■ **QUESTIONS TO ANSWER**:
a) In the article on supportive rivalries, what name is given to the situation when a fierce competitor becomes an ally, a source of encouragement, or even a friend?
b) Resume the article on supportive rivalries from its last sentence and write the next few paragraphs.

■ **DOCUMENT EXCERPT**:

————————

Our fiercest competitors can also be our strongest allies.

(Photo by Robin Platzer/FilmMagic) Getty Images
(Photo by Robin Platzer/FilmMagic) Getty Images

When we think about our rivals, oftentimes the people that come to mind are the ones whom we’re constantly trying to out-perform — a similarly qualified colleague, the co-worker who’s also angling for a promotion, the straight-A peer in your class whose GPA is just a fraction of a point above yours.

We all know these people (or can picture the sometimes stressful dynamic between Dwight and Jim on The Office), and in truth, they typically push us to work harder and better. But would you ever consider rooting for them?

When a fierce competitor becomes an ally, a source of encouragement, or even a friend, that’s called a supportive rivalry — and research shows that it has a direct impact on our performance.

“We all have rivals in our work lives. They’re our closest competitors; the individuals or groups we’re highly motivated to defeat. Although we often see them as enemies, our rivals can be our greatest allies,” Adam Grant, Ph.D., organizational psychologist, Thrive contributor, and author of Give and Take and Originals, writes for The New York Times.

A 2018 study of professional sports teams, including the National Basketball Association (NBA), National Football League (NFL), Major League Baseball (MLB), and National Hockey League (NHL) found that the better a team performed one season, the better its rival team performed the following season. This was especially true when a rival team won the league championship.

————————

■ **GIVEN DATA**:
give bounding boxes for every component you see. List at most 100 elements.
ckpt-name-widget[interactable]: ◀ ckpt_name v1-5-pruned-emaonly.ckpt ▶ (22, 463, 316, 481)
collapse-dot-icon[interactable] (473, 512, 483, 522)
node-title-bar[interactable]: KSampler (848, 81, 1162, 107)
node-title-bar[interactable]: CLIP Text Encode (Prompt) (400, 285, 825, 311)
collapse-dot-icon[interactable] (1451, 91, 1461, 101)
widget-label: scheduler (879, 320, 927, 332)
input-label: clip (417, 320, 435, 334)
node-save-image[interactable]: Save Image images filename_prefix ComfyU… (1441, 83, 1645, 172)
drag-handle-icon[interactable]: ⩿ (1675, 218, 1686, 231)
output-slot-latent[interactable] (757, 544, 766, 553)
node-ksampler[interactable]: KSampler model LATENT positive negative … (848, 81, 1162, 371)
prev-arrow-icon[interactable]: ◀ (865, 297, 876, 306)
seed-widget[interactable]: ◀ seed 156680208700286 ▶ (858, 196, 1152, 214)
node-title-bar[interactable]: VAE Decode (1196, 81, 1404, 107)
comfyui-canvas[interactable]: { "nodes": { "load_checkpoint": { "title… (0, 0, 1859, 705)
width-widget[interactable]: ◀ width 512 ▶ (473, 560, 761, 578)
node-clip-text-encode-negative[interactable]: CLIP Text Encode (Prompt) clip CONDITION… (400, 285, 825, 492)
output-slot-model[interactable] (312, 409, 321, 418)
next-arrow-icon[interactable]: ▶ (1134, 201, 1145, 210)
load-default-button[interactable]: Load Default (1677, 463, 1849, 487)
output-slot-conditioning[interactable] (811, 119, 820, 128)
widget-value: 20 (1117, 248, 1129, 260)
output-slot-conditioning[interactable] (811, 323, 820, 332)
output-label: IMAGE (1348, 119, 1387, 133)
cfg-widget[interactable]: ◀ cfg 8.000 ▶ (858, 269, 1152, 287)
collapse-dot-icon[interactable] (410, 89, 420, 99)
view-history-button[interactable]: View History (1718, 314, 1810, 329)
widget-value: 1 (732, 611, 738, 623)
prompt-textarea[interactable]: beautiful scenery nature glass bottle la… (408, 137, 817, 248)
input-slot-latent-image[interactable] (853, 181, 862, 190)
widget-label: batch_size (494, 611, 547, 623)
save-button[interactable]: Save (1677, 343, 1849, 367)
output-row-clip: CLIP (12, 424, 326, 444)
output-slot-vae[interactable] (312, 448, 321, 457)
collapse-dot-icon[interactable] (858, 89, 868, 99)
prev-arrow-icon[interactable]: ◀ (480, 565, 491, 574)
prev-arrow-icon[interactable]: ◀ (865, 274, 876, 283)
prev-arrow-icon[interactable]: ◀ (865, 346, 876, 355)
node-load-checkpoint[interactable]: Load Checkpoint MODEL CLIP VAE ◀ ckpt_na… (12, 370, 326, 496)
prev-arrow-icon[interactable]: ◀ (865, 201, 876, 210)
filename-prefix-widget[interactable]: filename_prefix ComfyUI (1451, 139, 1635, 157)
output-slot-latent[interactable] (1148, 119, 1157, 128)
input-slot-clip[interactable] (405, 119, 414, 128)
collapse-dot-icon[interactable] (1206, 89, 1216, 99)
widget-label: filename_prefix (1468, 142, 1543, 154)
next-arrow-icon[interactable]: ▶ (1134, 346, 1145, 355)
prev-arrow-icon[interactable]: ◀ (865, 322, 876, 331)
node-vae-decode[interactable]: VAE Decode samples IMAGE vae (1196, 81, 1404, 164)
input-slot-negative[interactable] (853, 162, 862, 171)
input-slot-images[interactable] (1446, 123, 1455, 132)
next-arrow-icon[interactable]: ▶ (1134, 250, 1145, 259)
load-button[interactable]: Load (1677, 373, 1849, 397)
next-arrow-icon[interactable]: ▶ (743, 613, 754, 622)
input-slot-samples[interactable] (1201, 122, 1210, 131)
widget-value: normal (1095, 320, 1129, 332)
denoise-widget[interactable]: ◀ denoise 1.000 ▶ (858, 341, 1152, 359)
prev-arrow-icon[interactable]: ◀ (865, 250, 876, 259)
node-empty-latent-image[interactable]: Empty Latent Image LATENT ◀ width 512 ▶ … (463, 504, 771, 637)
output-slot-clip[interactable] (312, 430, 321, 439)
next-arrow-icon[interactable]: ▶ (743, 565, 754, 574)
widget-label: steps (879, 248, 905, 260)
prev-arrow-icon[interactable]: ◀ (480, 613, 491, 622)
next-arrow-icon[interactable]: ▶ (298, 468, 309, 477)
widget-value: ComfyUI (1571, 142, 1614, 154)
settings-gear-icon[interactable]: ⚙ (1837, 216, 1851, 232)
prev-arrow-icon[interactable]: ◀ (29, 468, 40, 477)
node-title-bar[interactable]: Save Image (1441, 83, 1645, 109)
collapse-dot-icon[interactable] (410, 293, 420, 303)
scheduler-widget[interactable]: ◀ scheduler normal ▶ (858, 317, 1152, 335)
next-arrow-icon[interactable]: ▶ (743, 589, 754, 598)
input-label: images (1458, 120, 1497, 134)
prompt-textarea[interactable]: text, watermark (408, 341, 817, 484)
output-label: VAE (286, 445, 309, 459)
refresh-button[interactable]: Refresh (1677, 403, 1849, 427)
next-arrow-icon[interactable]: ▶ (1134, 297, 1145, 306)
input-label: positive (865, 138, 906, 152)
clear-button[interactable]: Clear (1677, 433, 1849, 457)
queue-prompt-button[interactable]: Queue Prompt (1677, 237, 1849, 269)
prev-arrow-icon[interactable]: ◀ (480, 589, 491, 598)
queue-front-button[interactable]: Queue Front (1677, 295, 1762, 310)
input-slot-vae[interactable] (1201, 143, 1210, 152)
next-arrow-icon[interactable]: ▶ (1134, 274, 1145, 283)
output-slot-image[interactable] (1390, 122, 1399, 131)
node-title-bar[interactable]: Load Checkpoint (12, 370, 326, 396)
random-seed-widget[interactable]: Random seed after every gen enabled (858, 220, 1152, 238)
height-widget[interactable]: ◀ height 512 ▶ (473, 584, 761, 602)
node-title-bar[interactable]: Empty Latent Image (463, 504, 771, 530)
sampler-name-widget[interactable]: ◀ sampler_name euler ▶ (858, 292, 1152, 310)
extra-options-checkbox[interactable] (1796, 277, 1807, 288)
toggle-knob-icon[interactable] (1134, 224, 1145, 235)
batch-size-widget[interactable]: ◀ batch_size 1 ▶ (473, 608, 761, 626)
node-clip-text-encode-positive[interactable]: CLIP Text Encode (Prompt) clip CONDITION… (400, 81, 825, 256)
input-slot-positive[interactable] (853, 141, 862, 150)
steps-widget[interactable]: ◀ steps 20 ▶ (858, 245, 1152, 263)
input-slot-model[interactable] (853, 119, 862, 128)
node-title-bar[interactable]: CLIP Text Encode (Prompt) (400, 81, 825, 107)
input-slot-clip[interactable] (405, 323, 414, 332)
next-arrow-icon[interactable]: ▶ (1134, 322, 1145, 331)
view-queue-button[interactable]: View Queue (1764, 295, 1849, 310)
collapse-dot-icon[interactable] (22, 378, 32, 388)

————————

■ **ANSWERS PER TASK**:
a) A supportive rivalry.

b)
The pattern holds for individuals as well. One study found that in a trial involving activities done before and after receiving criticism from a rival and receiving encouraging words from a team member, participants felt motivated to prove their rivals wrong and do their team proud.

“People were saying, ‘I was really trying to prove the outgroup [the rivals] wrong and the ingroup [the team members] right’,” lead study author Timothy Rees, Ph.D., senior lecturer at the University of Exeter, tells Prevention. “Those were the ones who managed to boost their performance.” This is how you can truly benefit from a rivalry.

Make friends with them

It’s when our rivals become our friends that the magic really happens.

“Competing against a rival fires up your motivation. If you build a supportive relationship with that rival, it can elevate your performance further,” Grant says.

Show them respect

In his podcast Work Life, Grant describes the unusual dynamic of supportive rivalry between athletes on the Norwegian Alpine skiing team. Part of this is due to an emphasis on “owed respect” (the rightful respect each person deserves as a human being) and the Nordic code of humility, or janteloven, stating that “no one is better than anyone else.” These tenets are built into the foundation of their relationships, and create an understanding that teammates can help each other and compete with each other simultaneously. This is why the Norwegian team does something radical: They share information about Olympic slopes.

Share information with each other

While it seems crazy to provide your competition with the tools to potentially beat you — whether you’re vying for an Olympic medal or a promotion — doing so puts you on equal footing and has the potential to enhance both of your performances.

“This kind of collaboration isn’t supposed to happen in…individual sports: success is zero-sum,” Grant writes. “But these elite athletes understand something that’s true in every walk of life: Friendly competition can expand the overall ‘win’ pie and enhance your performance.”